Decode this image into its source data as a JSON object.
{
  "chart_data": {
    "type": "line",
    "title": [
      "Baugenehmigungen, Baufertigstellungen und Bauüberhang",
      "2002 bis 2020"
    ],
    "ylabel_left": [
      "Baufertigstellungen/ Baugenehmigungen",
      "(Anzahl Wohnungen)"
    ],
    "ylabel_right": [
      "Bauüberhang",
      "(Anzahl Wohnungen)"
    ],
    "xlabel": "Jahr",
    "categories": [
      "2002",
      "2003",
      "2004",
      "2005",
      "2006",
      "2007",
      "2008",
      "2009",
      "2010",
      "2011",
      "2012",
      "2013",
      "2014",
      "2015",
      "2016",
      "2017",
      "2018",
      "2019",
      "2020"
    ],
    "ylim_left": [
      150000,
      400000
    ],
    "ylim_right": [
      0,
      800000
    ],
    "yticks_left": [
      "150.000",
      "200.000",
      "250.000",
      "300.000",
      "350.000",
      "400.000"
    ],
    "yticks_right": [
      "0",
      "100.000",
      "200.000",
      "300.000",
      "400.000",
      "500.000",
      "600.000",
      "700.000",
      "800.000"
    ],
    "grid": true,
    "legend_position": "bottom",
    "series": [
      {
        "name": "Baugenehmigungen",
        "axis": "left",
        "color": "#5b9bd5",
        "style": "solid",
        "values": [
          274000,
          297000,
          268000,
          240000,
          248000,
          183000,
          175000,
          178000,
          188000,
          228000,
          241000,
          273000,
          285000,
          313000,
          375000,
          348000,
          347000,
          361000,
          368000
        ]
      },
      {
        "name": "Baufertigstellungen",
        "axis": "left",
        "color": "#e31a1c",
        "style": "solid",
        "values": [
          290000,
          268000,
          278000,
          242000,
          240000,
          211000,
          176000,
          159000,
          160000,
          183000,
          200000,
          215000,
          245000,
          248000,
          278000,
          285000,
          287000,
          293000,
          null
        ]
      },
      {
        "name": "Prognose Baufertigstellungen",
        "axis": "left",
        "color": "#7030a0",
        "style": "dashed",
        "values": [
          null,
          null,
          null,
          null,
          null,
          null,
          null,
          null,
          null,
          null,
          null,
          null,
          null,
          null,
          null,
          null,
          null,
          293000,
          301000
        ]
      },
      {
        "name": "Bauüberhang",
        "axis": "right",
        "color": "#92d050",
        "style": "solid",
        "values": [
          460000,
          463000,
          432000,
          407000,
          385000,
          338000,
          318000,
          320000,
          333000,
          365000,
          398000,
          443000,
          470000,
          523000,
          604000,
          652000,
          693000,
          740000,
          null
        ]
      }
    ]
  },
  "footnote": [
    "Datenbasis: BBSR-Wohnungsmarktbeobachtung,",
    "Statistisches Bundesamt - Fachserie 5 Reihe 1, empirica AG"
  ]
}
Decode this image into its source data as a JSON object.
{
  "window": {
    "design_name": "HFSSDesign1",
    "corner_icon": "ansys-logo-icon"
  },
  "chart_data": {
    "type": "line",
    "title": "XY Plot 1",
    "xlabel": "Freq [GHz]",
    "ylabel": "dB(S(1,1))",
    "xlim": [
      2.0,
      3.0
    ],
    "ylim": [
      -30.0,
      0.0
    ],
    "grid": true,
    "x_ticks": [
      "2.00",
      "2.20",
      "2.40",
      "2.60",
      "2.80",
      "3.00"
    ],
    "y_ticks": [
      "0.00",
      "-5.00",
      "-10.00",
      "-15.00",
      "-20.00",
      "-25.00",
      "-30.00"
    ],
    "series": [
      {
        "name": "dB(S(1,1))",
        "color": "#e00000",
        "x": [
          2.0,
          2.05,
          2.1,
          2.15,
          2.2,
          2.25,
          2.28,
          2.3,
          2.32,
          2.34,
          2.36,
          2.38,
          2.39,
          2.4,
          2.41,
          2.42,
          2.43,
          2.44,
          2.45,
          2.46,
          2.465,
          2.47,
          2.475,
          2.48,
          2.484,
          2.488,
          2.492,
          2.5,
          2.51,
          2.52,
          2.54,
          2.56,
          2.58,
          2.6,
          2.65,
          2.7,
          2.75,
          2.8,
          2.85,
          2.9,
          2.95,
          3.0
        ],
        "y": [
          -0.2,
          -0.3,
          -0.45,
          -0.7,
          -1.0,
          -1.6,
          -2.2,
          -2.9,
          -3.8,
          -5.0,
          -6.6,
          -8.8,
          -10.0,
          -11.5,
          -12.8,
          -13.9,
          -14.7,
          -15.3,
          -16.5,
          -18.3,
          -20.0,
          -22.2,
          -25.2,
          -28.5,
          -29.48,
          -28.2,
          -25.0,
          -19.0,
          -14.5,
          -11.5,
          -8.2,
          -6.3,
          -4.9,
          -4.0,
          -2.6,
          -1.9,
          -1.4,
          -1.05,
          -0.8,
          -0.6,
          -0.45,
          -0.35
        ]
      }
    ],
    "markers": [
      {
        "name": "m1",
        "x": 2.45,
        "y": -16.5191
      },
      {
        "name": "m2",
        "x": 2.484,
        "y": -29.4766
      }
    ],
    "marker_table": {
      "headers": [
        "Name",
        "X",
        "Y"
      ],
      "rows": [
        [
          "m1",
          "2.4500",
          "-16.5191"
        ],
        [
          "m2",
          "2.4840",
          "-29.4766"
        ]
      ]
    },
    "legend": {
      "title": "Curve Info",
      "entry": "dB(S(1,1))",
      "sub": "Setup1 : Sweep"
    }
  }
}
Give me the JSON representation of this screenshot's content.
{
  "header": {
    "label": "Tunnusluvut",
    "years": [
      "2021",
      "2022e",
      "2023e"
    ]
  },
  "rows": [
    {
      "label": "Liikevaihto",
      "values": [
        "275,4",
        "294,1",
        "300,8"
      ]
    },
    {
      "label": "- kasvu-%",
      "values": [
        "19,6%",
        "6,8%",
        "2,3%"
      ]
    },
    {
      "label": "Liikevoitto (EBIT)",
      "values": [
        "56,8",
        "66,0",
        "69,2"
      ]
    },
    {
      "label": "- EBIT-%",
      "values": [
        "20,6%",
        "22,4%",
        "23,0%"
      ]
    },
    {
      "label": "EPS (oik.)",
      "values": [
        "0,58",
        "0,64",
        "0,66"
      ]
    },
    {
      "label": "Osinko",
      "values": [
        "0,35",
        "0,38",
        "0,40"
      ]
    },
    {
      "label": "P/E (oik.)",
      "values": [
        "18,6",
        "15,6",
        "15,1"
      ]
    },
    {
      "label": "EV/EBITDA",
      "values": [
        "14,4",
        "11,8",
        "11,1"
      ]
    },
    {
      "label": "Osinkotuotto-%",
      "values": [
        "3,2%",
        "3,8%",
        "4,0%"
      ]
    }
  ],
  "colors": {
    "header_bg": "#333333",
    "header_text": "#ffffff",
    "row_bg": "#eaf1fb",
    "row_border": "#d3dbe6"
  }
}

Short problem:
Output an exact copy of each record.

The completed task:
Decode this image into its source data as a JSON object.
{
  "chart_data": {
    "type": "line",
    "title": [
      "Baugenehmigungen, Baufertigstellungen und Bauüberhang",
      "2002 bis 2020"
    ],
    "ylabel_left": [
      "Baufertigstellungen/ Baugenehmigungen",
      "(Anzahl Wohnungen)"
    ],
    "ylabel_right": [
      "Bauüberhang",
      "(Anzahl Wohnungen)"
    ],
    "xlabel": "Jahr",
    "categories": [
      "2002",
      "2003",
      "2004",
      "2005",
      "2006",
      "2007",
      "2008",
      "2009",
      "2010",
      "2011",
      "2012",
      "2013",
      "2014",
      "2015",
      "2016",
      "2017",
      "2018",
      "2019",
      "2020"
    ],
    "ylim_left": [
      150000,
      400000
    ],
    "ylim_right": [
      0,
      800000
    ],
    "yticks_left": [
      "150.000",
      "200.000",
      "250.000",
      "300.000",
      "350.000",
      "400.000"
    ],
    "yticks_right": [
      "0",
      "100.000",
      "200.000",
      "300.000",
      "400.000",
      "500.000",
      "600.000",
      "700.000",
      "800.000"
    ],
    "grid": true,
    "legend_position": "bottom",
    "series": [
      {
        "name": "Baugenehmigungen",
        "axis": "left",
        "color": "#5b9bd5",
        "style": "solid",
        "values": [
          274000,
          297000,
          268000,
          240000,
          248000,
          183000,
          175000,
          178000,
          188000,
          228000,
          241000,
          273000,
          285000,
          313000,
          375000,
          348000,
          347000,
          361000,
          368000
        ]
      },
      {
        "name": "Baufertigstellungen",
        "axis": "left",
        "color": "#e31a1c",
        "style": "solid",
        "values": [
          290000,
          268000,
          278000,
          242000,
          240000,
          211000,
          176000,
          159000,
          160000,
          183000,
          200000,
          215000,
          245000,
          248000,
          278000,
          285000,
          287000,
          293000,
          null
        ]
      },
      {
        "name": "Prognose Baufertigstellungen",
        "axis": "left",
        "color": "#7030a0",
        "style": "dashed",
        "values": [
          null,
          null,
          null,
          null,
          null,
          null,
          null,
          null,
          null,
          null,
          null,
          null,
          null,
          null,
          null,
          null,
          null,
          293000,
          301000
        ]
      },
      {
        "name": "Bauüberhang",
        "axis": "right",
        "color": "#92d050",
        "style": "solid",
        "values": [
          460000,
          463000,
          432000,
          407000,
          385000,
          338000,
          318000,
          320000,
          333000,
          365000,
          398000,
          443000,
          470000,
          523000,
          604000,
          652000,
          693000,
          740000,
          null
        ]
      }
    ]
  },
  "footnote": [
    "Datenbasis: BBSR-Wohnungsmarktbeobachtung,",
    "Statistisches Bundesamt - Fachserie 5 Reihe 1, empirica AG"
  ]
}
Decode this image into its source data as a JSON object.
{
  "window": {
    "design_name": "HFSSDesign1",
    "corner_icon": "ansys-logo-icon"
  },
  "chart_data": {
    "type": "line",
    "title": "XY Plot 1",
    "xlabel": "Freq [GHz]",
    "ylabel": "dB(S(1,1))",
    "xlim": [
      2.0,
      3.0
    ],
    "ylim": [
      -30.0,
      0.0
    ],
    "grid": true,
    "x_ticks": [
      "2.00",
      "2.20",
      "2.40",
      "2.60",
      "2.80",
      "3.00"
    ],
    "y_ticks": [
      "0.00",
      "-5.00",
      "-10.00",
      "-15.00",
      "-20.00",
      "-25.00",
      "-30.00"
    ],
    "series": [
      {
        "name": "dB(S(1,1))",
        "color": "#e00000",
        "x": [
          2.0,
          2.05,
          2.1,
          2.15,
          2.2,
          2.25,
          2.28,
          2.3,
          2.32,
          2.34,
          2.36,
          2.38,
          2.39,
          2.4,
          2.41,
          2.42,
          2.43,
          2.44,
          2.45,
          2.46,
          2.465,
          2.47,
          2.475,
          2.48,
          2.484,
          2.488,
          2.492,
          2.5,
          2.51,
          2.52,
          2.54,
          2.56,
          2.58,
          2.6,
          2.65,
          2.7,
          2.75,
          2.8,
          2.85,
          2.9,
          2.95,
          3.0
        ],
        "y": [
          -0.2,
          -0.3,
          -0.45,
          -0.7,
          -1.0,
          -1.6,
          -2.2,
          -2.9,
          -3.8,
          -5.0,
          -6.6,
          -8.8,
          -10.0,
          -11.5,
          -12.8,
          -13.9,
          -14.7,
          -15.3,
          -16.5,
          -18.3,
          -20.0,
          -22.2,
          -25.2,
          -28.5,
          -29.48,
          -28.2,
          -25.0,
          -19.0,
          -14.5,
          -11.5,
          -8.2,
          -6.3,
          -4.9,
          -4.0,
          -2.6,
          -1.9,
          -1.4,
          -1.05,
          -0.8,
          -0.6,
          -0.45,
          -0.35
        ]
      }
    ],
    "markers": [
      {
        "name": "m1",
        "x": 2.45,
        "y": -16.5191
      },
      {
        "name": "m2",
        "x": 2.484,
        "y": -29.4766
      }
    ],
    "marker_table": {
      "headers": [
        "Name",
        "X",
        "Y"
      ],
      "rows": [
        [
          "m1",
          "2.4500",
          "-16.5191"
        ],
        [
          "m2",
          "2.4840",
          "-29.4766"
        ]
      ]
    },
    "legend": {
      "title": "Curve Info",
      "entry": "dB(S(1,1))",
      "sub": "Setup1 : Sweep"
    }
  }
}
Give me the JSON representation of this screenshot's content.
{
  "header": {
    "label": "Tunnusluvut",
    "years": [
      "2021",
      "2022e",
      "2023e"
    ]
  },
  "rows": [
    {
      "label": "Liikevaihto",
      "values": [
        "275,4",
        "294,1",
        "300,8"
      ]
    },
    {
      "label": "- kasvu-%",
      "values": [
        "19,6%",
        "6,8%",
        "2,3%"
      ]
    },
    {
      "label": "Liikevoitto (EBIT)",
      "values": [
        "56,8",
        "66,0",
        "69,2"
      ]
    },
    {
      "label": "- EBIT-%",
      "values": [
        "20,6%",
        "22,4%",
        "23,0%"
      ]
    },
    {
      "label": "EPS (oik.)",
      "values": [
        "0,58",
        "0,64",
        "0,66"
      ]
    },
    {
      "label": "Osinko",
      "values": [
        "0,35",
        "0,38",
        "0,40"
      ]
    },
    {
      "label": "P/E (oik.)",
      "values": [
        "18,6",
        "15,6",
        "15,1"
      ]
    },
    {
      "label": "EV/EBITDA",
      "values": [
        "14,4",
        "11,8",
        "11,1"
      ]
    },
    {
      "label": "Osinkotuotto-%",
      "values": [
        "3,2%",
        "3,8%",
        "4,0%"
      ]
    }
  ],
  "colors": {
    "header_bg": "#333333",
    "header_text": "#ffffff",
    "row_bg": "#eaf1fb",
    "row_border": "#d3dbe6"
  }
}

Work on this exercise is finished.